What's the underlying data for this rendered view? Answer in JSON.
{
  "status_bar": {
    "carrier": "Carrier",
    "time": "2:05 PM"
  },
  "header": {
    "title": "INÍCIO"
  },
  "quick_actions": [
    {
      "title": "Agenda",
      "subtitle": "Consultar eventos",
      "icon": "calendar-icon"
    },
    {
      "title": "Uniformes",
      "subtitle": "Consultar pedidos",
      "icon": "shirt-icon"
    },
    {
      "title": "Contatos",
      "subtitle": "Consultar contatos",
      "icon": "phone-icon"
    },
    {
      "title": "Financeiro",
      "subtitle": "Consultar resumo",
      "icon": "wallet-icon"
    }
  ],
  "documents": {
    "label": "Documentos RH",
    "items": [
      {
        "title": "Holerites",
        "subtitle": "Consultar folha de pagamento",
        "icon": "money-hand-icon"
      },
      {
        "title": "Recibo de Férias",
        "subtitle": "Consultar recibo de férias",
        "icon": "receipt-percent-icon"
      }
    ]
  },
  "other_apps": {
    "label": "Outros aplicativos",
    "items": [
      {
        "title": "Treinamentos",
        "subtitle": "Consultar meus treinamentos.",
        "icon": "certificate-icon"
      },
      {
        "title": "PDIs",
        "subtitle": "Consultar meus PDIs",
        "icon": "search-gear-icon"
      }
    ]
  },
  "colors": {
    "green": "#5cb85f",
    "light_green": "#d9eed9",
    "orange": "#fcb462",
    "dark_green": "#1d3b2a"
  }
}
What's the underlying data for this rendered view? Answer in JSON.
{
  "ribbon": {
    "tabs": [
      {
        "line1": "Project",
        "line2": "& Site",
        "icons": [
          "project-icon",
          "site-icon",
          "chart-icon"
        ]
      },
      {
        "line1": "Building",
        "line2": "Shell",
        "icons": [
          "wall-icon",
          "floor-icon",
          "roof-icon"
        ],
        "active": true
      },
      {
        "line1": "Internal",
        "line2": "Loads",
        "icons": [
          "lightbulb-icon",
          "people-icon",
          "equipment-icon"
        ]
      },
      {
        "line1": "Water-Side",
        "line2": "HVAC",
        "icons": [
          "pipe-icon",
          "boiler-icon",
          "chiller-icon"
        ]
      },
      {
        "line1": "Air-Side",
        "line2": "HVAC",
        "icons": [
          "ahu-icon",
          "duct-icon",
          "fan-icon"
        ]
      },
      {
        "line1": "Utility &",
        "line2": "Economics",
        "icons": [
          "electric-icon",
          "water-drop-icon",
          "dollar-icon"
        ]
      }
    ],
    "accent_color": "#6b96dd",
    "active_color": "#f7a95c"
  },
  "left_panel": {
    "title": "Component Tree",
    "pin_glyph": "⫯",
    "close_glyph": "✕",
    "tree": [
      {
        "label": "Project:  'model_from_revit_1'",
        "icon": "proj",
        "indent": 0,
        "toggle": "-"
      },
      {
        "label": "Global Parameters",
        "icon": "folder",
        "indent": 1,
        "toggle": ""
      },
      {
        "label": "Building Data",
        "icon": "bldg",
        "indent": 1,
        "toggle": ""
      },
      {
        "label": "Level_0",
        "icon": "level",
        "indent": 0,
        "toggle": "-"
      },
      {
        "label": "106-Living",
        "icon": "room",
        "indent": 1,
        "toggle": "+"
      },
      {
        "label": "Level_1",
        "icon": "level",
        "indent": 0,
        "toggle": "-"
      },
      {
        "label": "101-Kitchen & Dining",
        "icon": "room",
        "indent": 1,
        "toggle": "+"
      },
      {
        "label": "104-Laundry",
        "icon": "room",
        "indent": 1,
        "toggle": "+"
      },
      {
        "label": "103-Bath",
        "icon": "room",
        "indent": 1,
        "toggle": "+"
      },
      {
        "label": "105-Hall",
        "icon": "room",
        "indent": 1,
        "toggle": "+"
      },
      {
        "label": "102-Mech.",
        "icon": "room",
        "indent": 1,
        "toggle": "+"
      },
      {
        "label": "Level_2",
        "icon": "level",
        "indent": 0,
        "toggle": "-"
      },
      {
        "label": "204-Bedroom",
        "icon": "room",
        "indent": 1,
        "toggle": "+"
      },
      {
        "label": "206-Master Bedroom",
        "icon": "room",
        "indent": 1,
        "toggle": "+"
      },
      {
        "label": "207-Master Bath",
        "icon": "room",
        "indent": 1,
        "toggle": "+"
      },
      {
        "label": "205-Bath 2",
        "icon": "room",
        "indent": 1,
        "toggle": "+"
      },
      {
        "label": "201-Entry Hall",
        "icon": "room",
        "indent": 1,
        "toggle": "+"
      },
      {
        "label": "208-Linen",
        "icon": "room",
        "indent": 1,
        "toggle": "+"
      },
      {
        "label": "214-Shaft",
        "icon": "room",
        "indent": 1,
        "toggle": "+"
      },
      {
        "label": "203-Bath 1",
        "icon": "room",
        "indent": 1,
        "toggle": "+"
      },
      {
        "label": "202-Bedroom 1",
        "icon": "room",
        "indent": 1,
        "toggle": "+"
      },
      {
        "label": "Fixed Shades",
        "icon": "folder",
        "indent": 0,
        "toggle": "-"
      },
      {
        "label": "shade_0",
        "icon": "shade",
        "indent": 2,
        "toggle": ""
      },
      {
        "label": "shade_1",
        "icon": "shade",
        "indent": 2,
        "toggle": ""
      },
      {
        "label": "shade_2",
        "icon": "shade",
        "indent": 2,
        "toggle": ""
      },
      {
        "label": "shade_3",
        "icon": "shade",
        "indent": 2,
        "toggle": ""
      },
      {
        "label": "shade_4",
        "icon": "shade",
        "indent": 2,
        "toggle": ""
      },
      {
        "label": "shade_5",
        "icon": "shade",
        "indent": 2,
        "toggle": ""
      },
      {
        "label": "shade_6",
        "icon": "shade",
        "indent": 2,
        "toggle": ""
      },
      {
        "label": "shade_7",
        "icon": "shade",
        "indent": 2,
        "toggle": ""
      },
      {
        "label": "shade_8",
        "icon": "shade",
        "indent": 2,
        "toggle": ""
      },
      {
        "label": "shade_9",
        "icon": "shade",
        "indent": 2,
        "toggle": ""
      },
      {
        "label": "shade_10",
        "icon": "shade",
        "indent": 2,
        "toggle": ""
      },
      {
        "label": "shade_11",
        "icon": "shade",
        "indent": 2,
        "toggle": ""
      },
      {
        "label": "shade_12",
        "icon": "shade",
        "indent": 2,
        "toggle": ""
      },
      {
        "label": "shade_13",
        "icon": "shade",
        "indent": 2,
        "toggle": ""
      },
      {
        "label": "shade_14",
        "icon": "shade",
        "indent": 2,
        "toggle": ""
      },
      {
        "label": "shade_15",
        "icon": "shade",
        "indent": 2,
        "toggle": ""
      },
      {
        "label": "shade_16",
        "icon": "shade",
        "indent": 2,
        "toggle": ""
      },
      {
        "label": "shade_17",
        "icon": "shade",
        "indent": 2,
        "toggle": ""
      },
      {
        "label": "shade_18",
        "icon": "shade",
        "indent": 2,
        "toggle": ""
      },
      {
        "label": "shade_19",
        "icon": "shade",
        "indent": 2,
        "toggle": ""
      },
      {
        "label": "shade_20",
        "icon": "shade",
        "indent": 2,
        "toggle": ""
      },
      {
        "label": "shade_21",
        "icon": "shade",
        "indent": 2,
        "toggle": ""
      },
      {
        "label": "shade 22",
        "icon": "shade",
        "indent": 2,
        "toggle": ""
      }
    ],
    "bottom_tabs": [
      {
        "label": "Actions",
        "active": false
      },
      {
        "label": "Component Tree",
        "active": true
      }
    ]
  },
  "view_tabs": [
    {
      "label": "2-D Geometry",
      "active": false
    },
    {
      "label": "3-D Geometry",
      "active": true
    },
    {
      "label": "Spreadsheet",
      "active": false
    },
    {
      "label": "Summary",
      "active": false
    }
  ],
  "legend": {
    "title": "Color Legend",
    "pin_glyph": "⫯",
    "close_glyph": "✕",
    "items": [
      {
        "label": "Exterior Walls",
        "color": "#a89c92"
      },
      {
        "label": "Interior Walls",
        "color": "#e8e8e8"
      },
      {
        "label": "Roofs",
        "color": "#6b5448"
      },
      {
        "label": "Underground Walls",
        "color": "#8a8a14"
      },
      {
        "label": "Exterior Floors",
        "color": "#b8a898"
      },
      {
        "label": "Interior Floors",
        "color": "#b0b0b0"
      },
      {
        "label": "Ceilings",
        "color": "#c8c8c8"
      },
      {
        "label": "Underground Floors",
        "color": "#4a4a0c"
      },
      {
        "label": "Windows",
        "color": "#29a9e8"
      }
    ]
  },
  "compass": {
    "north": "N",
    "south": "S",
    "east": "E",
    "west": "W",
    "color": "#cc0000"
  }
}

================================

Copy, from the material, each line that holds the string "Bedroom".

        "label": "204-Bedroom",
        "label": "206-Master Bedroom",
        "label": "202-Bedroom 1",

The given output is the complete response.